■ Aim of the task ■
Would you copy out each line of the records below that includes the word "beneficios"?

■ Extracted information ■
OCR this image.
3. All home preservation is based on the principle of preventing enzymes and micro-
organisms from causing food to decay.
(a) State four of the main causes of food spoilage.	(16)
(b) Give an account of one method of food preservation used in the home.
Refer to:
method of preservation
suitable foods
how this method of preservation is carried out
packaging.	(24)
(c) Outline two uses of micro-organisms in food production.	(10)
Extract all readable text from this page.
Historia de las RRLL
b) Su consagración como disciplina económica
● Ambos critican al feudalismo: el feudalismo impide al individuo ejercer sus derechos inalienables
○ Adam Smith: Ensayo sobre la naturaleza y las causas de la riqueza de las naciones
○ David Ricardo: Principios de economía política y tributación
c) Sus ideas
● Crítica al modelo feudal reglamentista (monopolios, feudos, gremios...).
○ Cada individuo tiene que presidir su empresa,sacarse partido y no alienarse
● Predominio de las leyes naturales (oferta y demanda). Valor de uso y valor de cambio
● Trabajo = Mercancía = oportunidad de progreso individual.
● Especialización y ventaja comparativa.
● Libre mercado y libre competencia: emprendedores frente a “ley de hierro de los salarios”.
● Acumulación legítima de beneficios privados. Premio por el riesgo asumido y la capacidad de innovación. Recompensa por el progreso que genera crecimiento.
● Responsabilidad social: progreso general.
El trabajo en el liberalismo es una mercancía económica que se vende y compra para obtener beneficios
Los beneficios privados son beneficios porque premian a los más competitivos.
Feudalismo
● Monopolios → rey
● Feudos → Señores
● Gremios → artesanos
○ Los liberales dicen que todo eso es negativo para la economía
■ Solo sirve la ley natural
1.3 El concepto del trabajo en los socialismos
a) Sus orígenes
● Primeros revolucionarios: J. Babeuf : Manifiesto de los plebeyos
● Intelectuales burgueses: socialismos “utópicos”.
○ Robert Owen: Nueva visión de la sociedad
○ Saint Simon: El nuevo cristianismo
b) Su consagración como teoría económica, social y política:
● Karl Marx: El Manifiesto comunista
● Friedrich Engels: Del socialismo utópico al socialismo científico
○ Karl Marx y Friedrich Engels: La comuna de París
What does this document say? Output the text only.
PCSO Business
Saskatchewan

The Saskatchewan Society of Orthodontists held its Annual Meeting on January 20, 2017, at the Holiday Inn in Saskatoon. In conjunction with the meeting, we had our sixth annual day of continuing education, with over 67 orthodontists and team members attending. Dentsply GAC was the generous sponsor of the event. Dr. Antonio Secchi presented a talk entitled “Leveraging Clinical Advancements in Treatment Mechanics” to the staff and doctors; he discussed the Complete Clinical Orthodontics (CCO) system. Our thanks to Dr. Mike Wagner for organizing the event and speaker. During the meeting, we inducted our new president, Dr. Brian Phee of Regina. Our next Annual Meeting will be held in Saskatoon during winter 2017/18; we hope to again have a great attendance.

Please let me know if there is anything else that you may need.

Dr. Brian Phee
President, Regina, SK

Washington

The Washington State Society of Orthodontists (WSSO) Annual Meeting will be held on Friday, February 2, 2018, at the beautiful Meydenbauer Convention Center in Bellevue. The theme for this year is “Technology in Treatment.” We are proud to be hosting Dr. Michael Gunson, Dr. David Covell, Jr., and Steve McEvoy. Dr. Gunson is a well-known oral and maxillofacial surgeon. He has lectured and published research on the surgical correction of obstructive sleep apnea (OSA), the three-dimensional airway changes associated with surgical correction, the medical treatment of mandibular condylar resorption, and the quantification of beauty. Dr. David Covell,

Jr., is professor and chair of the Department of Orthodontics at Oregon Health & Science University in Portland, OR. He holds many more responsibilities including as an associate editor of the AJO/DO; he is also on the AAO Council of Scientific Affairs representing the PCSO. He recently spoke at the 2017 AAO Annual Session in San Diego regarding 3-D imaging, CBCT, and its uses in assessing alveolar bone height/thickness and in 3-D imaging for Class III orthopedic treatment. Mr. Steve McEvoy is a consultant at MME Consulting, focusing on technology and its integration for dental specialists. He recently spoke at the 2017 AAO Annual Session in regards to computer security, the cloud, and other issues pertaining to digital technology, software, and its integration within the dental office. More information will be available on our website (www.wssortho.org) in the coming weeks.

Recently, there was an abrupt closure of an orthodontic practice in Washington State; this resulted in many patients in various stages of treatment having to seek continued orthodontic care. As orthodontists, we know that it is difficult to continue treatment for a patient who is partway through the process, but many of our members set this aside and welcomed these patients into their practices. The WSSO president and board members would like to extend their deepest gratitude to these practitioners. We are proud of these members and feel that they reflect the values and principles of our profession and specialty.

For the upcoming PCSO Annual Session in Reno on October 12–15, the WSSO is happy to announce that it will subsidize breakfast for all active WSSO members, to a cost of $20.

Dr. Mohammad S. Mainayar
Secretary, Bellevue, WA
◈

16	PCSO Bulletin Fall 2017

■ Response to this task ■
● Acumulación legítima de beneficios privados. Premio por el riesgo asumido y la capacidad de innovación. Recompensa por el progreso que genera crecimiento.
El trabajo en el liberalismo es una mercancía económica que se vende y compra para obtener beneficios
Los beneficios privados son beneficios porque premian a los más competitivos.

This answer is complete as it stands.